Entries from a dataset
[start]

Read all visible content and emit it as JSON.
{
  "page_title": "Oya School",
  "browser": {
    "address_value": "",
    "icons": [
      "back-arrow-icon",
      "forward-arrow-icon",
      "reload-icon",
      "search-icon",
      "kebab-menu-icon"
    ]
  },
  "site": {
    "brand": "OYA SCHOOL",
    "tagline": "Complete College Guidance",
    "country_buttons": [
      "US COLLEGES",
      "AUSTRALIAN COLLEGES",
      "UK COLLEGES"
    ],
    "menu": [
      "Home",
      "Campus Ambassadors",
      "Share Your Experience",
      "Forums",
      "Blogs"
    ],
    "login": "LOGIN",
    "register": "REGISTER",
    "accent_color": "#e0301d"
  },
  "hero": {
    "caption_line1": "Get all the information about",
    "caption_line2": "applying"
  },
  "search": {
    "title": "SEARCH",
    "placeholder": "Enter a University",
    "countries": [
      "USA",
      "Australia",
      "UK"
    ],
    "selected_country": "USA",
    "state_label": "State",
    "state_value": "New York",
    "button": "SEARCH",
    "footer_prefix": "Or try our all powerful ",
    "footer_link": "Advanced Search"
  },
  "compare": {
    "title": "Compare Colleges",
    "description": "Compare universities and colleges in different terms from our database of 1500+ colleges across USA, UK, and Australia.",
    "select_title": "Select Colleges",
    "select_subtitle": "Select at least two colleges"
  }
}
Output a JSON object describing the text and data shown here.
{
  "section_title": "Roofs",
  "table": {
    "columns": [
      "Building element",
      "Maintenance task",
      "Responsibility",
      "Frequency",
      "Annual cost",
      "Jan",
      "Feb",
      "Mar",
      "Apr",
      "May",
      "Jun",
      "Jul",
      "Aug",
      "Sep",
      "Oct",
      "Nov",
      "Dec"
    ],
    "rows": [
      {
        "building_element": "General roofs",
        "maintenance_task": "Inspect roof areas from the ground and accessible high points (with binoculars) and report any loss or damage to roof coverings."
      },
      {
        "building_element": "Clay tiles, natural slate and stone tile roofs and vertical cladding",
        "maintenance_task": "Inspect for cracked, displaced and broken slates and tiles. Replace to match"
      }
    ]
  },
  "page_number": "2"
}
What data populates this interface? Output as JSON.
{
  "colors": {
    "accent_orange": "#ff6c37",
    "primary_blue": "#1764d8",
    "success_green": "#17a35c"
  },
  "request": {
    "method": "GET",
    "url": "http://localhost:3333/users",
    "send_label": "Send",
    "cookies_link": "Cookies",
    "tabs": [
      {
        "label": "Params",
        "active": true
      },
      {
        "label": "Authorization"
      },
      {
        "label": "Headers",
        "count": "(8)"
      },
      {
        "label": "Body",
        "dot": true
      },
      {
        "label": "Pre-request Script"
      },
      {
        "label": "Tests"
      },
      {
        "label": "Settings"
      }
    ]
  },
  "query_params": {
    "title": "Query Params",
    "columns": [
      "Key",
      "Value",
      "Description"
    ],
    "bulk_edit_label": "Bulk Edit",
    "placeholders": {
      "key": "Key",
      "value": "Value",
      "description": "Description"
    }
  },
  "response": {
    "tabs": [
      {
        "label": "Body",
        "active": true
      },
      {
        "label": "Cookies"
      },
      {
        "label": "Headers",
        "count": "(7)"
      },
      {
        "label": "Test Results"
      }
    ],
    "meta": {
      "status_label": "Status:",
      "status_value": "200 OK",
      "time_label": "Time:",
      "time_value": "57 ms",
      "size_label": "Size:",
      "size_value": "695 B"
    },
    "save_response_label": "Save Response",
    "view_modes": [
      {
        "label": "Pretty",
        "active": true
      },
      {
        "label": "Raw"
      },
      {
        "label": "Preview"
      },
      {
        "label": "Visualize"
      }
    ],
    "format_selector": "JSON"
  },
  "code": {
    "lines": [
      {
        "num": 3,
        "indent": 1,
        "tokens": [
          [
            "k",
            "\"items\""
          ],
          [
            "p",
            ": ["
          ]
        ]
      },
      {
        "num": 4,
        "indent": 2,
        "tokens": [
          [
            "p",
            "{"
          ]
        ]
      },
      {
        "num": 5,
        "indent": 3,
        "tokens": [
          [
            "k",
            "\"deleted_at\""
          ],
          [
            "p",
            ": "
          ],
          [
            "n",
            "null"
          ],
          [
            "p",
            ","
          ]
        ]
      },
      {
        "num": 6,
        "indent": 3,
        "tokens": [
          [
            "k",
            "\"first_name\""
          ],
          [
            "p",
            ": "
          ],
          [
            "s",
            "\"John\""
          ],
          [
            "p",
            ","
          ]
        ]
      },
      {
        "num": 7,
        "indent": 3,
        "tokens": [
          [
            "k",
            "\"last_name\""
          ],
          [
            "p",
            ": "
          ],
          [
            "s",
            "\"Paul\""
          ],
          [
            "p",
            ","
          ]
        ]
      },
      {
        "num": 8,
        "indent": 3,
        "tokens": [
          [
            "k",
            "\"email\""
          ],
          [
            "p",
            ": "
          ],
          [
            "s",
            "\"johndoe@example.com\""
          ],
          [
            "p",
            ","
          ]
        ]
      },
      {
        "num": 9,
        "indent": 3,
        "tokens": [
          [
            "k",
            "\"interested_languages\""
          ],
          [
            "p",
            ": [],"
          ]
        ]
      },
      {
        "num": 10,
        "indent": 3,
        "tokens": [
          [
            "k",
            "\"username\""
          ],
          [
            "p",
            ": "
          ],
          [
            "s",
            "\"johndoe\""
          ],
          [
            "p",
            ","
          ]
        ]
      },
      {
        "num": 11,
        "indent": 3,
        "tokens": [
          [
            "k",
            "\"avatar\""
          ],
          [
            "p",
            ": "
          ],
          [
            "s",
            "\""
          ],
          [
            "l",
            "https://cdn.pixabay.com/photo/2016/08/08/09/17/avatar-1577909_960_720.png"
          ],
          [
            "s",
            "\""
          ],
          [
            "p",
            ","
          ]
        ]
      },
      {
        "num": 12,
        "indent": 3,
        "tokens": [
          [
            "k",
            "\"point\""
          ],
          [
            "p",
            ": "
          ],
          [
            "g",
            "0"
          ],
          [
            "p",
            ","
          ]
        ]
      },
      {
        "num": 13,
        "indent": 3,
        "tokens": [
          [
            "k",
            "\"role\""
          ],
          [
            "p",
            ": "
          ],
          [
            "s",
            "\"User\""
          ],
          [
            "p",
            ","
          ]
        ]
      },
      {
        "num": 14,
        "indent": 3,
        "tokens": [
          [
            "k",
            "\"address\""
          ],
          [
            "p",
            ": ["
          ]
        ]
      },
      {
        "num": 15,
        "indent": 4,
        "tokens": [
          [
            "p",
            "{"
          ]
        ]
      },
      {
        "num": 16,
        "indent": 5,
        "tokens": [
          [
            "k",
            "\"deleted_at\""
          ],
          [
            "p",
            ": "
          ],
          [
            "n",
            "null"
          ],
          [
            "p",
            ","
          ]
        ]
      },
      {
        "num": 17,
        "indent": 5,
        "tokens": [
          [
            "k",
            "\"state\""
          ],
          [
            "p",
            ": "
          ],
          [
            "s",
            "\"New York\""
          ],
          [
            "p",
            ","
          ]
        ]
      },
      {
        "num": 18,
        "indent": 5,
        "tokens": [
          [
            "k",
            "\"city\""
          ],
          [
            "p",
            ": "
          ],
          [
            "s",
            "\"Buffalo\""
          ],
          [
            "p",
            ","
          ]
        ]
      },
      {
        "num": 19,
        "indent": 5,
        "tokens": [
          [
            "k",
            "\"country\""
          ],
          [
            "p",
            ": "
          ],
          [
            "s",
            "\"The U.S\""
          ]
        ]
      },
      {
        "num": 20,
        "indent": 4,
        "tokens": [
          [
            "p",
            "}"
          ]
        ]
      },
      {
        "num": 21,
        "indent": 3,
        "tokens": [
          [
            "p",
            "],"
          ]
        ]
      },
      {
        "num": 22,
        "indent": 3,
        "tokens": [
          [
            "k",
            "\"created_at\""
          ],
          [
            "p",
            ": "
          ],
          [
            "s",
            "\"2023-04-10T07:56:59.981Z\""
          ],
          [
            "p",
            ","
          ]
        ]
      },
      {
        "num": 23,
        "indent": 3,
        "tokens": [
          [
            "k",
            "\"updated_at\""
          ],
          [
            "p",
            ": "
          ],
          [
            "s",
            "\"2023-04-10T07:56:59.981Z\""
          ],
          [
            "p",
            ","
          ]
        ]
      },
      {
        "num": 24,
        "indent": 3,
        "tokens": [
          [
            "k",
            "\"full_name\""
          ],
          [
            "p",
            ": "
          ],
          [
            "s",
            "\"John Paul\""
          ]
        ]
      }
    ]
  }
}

[end]

● REQUIRED WORK
Show all lines in the entries above where the string "avatar" appears.

● WRITTEN RESPONSE
            "\"avatar\""
            "https://cdn.pixabay.com/photo/2016/08/08/09/17/avatar-1577909_960_720.png"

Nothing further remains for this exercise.